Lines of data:

%%

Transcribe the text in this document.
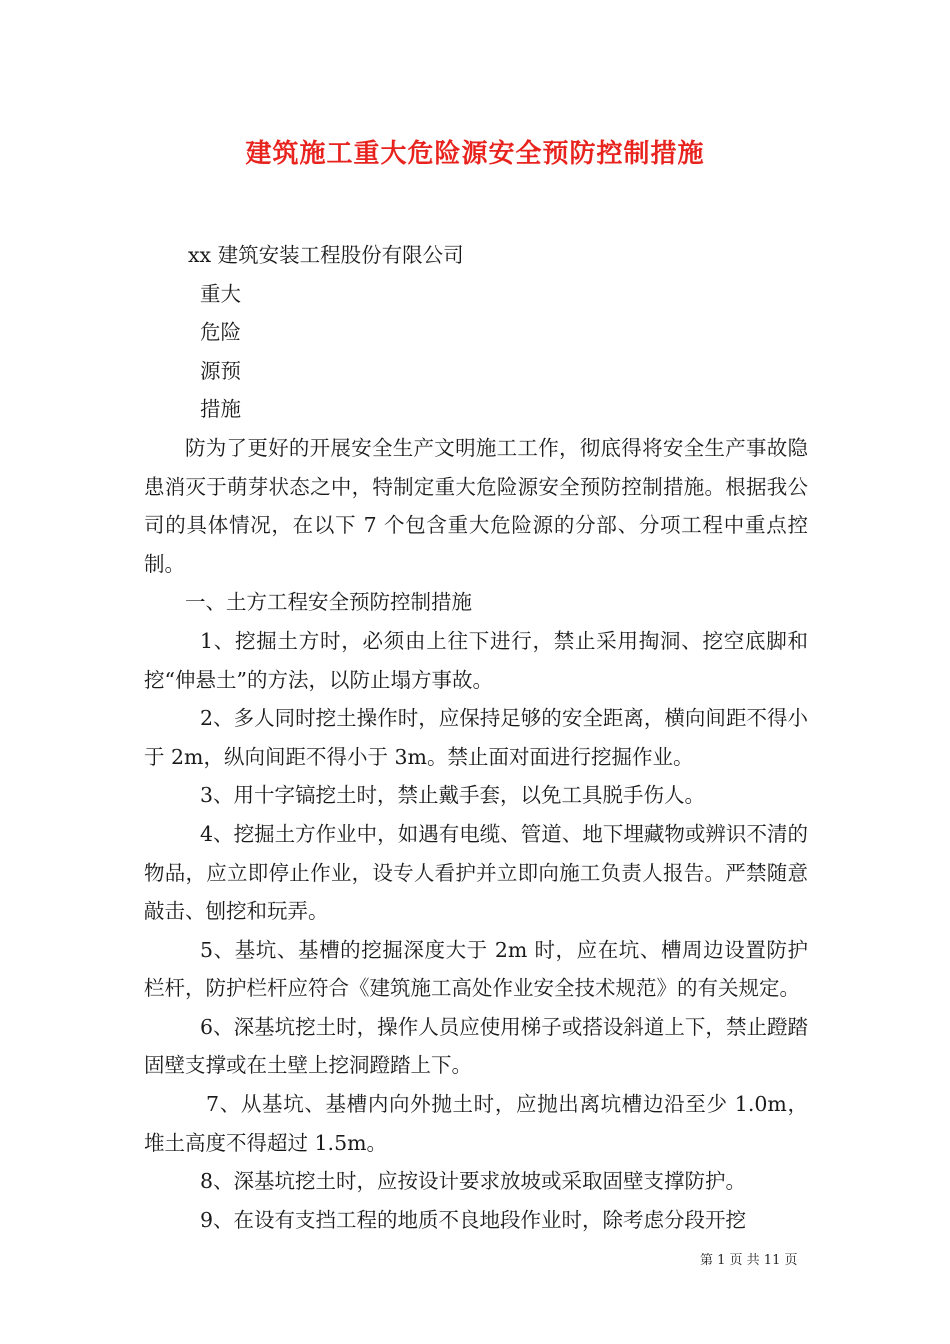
建筑施工重大危险源安全预防控制措施
xx 建筑安装工程股份有限公司
重大
危险
源预
措施
防为了更好的开展安全生产文明施工工作，彻底得将安全生产事故隐患消灭于萌芽状态之中，特制定重大危险源安全预防控制措施。根据我公司的具体情况，在以下 7 个包含重大危险源的分部、分项工程中重点控制。
一、土方工程安全预防控制措施
1、挖掘土方时，必须由上往下进行，禁止采用掏洞、挖空底脚和挖“伸悬土”的方法，以防止塌方事故。
2、多人同时挖土操作时，应保持足够的安全距离，横向间距不得小于 2m，纵向间距不得小于 3m。禁止面对面进行挖掘作业。
3、用十字镐挖土时，禁止戴手套，以免工具脱手伤人。
4、挖掘土方作业中，如遇有电缆、管道、地下埋藏物或辨识不清的物品，应立即停止作业，设专人看护并立即向施工负责人报告。严禁随意敲击、刨挖和玩弄。
5、基坑、基槽的挖掘深度大于 2m 时，应在坑、槽周边设置防护栏杆，防护栏杆应符合《建筑施工高处作业安全技术规范》的有关规定。
6、深基坑挖土时，操作人员应使用梯子或搭设斜道上下，禁止蹬踏固壁支撑或在土壁上挖洞蹬踏上下。
7、从基坑、基槽内向外抛土时，应抛出离坑槽边沿至少 1.0m，堆土高度不得超过 1.5m。
8、深基坑挖土时，应按设计要求放坡或采取固壁支撑防护。
9、在设有支挡工程的地质不良地段作业时，除考虑分段开挖
第 1 页 共 11 页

%%

DO THIS: Reproduce each record from above exactly; pictures do not belong in the copy.

EXERCISE OUTPUT:
Transcribe the text in this document.
建筑施工重大危险源安全预防控制措施
xx 建筑安装工程股份有限公司
重大
危险
源预
措施
防为了更好的开展安全生产文明施工工作，彻底得将安全生产事故隐患消灭于萌芽状态之中，特制定重大危险源安全预防控制措施。根据我公司的具体情况，在以下 7 个包含重大危险源的分部、分项工程中重点控制。
一、土方工程安全预防控制措施
1、挖掘土方时，必须由上往下进行，禁止采用掏洞、挖空底脚和挖“伸悬土”的方法，以防止塌方事故。
2、多人同时挖土操作时，应保持足够的安全距离，横向间距不得小于 2m，纵向间距不得小于 3m。禁止面对面进行挖掘作业。
3、用十字镐挖土时，禁止戴手套，以免工具脱手伤人。
4、挖掘土方作业中，如遇有电缆、管道、地下埋藏物或辨识不清的物品，应立即停止作业，设专人看护并立即向施工负责人报告。严禁随意敲击、刨挖和玩弄。
5、基坑、基槽的挖掘深度大于 2m 时，应在坑、槽周边设置防护栏杆，防护栏杆应符合《建筑施工高处作业安全技术规范》的有关规定。
6、深基坑挖土时，操作人员应使用梯子或搭设斜道上下，禁止蹬踏固壁支撑或在土壁上挖洞蹬踏上下。
7、从基坑、基槽内向外抛土时，应抛出离坑槽边沿至少 1.0m，堆土高度不得超过 1.5m。
8、深基坑挖土时，应按设计要求放坡或采取固壁支撑防护。
9、在设有支挡工程的地质不良地段作业时，除考虑分段开挖
第 1 页 共 11 页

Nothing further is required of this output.